TP53-KPNA3 translocation. (A) A schematic showing translocation between the last exon of TP53 and the first intron of KPNA3 as identified by whole-exome sequencing. The genomic coordinates are based on hg19. (B) Sanger sequencing validation of the translocation breakpoint in secondary and tertiary tumor samples.

TP53-KPNA3 translocation. (A) A schematic showing translocation between the last exon of TP53 and the first intron of KPNA3 as identified by whole-exome sequencing. The genomic coordinates are based on hg19. (B) Sanger sequencing validation of the translocation breakpoint in secondary and tertiary tumor samples. To validate this finding, we performed Sanger sequencing on the three tumor samples. We sequenced an amplicon produced with one primer aligning to Chromosome 13 and a second to Chromosome 17 (Fig. 4B). We were unable to amplify the translocation from the primary tumor sample, but sequencing from the secondary and tertiary tumor samples showed the translocation breakpoint concurring with the exome sequencing. When we examined the frequency of reads supporting this translocation in our three tumor samples, we noticed a striking accumulation of these reads in later tumor samples. The ratio of reads supporting the translocation to reads supporting the reference TP53 sequence increased from 0:65 in the germline sample to 10:62, 42:2, and 45:4 in the primary, secondary, and tertiary samples, respectively (Fig. 5). The increasing proportion of reads supporting the translocation again supports the hypothesis that this translocation marks a subclonal population that was present in the primary tumor sample but became the dominant clone in subsequent postchemotherapy samples.
Figure 5.

**WHAT TO WORK ON**.
[1] In the passage on the TP53-KPNA3 translocation, give every read ratio it reports, each with its sample.
[2] Carry the passage on the TP53-KPNA3 translocation forward from the point where it stops.
The listing has nothing to do with this work.

**SUPPLIED ENTRIES**.
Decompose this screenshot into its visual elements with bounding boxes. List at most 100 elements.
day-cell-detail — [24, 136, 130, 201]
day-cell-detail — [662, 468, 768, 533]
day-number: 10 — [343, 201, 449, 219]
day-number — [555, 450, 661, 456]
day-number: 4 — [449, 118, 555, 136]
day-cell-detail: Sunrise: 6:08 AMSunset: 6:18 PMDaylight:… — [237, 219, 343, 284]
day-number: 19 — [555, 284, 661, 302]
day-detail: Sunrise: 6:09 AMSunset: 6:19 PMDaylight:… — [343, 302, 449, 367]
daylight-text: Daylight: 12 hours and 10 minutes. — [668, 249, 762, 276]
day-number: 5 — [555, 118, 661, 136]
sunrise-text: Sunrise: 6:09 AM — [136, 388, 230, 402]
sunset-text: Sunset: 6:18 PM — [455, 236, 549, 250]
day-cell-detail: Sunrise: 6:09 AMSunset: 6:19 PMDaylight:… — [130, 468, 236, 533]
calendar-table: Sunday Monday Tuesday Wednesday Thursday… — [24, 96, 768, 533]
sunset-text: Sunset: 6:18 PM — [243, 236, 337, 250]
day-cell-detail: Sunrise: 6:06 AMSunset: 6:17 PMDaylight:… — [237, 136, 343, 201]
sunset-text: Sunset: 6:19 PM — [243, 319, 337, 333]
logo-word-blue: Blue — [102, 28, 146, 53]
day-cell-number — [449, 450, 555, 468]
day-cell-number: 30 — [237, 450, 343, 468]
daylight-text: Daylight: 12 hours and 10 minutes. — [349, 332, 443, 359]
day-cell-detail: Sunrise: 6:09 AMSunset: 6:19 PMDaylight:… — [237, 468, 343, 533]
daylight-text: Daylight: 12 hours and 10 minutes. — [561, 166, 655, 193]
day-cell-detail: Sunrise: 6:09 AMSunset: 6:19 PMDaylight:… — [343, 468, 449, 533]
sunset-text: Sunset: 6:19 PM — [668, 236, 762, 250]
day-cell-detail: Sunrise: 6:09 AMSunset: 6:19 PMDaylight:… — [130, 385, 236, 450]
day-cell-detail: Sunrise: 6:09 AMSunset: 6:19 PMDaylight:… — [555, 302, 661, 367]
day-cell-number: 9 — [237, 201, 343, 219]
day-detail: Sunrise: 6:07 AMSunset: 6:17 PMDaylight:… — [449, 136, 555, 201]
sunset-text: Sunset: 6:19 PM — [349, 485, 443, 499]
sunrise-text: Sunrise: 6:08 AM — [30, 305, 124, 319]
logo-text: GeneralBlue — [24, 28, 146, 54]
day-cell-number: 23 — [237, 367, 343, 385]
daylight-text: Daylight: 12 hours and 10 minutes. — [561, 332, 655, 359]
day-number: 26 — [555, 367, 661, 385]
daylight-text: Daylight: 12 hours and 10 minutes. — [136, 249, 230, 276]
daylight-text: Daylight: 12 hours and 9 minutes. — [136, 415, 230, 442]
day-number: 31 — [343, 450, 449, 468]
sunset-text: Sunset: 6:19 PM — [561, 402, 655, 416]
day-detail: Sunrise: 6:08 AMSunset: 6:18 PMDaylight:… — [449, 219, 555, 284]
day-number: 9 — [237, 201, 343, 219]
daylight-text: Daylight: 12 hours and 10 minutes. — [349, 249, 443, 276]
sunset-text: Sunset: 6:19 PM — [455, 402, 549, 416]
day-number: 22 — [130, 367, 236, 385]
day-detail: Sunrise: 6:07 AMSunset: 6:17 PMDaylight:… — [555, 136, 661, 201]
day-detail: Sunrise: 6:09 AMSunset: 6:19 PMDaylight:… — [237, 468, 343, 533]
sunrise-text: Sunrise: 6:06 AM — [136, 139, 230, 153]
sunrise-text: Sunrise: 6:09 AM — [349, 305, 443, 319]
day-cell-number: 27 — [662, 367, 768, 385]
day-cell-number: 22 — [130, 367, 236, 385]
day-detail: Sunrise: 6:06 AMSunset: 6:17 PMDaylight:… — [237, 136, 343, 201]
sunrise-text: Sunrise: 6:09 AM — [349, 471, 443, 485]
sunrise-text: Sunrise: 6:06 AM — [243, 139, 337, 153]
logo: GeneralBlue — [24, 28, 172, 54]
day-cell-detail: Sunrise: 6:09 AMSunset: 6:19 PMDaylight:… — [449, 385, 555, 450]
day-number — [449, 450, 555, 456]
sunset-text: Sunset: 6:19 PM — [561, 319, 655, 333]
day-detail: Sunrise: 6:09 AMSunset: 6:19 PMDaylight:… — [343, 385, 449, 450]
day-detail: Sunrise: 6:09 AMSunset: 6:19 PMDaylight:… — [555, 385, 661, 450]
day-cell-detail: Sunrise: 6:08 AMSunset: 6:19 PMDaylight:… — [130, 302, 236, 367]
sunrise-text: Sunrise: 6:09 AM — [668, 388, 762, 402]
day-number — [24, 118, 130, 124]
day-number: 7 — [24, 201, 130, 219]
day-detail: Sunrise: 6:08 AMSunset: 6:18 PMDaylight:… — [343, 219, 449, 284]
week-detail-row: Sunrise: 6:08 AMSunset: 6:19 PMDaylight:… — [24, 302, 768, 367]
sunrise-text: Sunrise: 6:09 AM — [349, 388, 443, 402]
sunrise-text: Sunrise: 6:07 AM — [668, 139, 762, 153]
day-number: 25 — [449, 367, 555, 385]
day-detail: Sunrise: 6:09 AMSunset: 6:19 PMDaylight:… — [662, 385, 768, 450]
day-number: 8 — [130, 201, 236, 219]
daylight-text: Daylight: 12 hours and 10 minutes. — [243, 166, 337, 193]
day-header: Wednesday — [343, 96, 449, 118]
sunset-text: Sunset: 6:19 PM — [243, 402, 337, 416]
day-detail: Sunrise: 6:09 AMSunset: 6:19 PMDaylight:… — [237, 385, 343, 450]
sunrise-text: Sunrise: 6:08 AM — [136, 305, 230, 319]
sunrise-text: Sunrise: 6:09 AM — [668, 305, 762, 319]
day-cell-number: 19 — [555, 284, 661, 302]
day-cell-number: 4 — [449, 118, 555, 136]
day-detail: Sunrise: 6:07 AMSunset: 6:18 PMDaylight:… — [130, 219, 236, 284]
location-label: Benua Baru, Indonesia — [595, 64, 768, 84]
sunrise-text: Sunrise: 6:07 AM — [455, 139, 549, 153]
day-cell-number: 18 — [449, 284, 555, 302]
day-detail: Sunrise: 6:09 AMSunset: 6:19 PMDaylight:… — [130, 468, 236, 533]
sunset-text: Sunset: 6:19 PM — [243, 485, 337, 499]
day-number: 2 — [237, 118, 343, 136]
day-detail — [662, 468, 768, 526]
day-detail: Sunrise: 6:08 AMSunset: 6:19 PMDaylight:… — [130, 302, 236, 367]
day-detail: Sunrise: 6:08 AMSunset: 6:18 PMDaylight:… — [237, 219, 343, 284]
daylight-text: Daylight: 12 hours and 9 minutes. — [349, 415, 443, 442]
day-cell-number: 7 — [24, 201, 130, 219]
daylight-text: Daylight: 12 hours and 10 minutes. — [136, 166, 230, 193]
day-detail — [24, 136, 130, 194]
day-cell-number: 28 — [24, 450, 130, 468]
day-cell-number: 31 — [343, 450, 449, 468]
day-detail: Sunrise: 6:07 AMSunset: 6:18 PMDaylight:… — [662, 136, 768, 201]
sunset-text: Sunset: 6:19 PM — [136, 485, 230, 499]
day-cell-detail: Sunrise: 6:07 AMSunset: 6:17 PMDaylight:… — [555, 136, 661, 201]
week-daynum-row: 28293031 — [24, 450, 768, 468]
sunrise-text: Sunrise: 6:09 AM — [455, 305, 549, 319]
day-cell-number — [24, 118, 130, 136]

**ANSWERS IN ORDER**.
[1]
Germline: 0:65
Primary: 10:62
Secondary: 42:2
Tertiary: 45:4

[2]
Reads in each sample supporting the reference TP53 exon versus the TP53-KPNA3 translocation breakpoint. Genomic coordinates based on hg19. Duplicates included.

Reads in each sample supporting the reference TP53 exon versus the TP53-KPNA3 translocation breakpoint. Genomic coordinates based on hg19. Duplicates included. The number of reads corresponding to the translocation may be an underestimate of the actual predominance of the translocation, as exome-captured reads would be enriched for sequences containing exonic TP53 sequences. In support of this, we did not detect any reads aligning to the KPNA3 intron alone, unconjugated to the TP53 exon. In other osteosarcomas, translocations involving TP53 usually co-occur with loss of the wild-type allele (Chen et al. 2014). In our case, because so few of the reads align to the reference sequence, it appears that the predominant clone has also undergone loss of the wild-type TP53 allele. Accordingly, fluorescence in situ hybridization (FISH) for TP53 in the secondary and tertiary tumor samples appeared to show loss of one copy of TP53 in many cells (Supplemental Fig. S2). Finally, to determine the effect of this translocation on TP53 protein levels, we performed immunohistochemistry (IHC) for TP53 on samples from biopsy, primary, secondary, and tertiary archival tumor samples (Supplemental Fig. S3). There was no detectable TP53 protein in any of the four samples by IHC, implying that the translocation results in functional TP53 loss.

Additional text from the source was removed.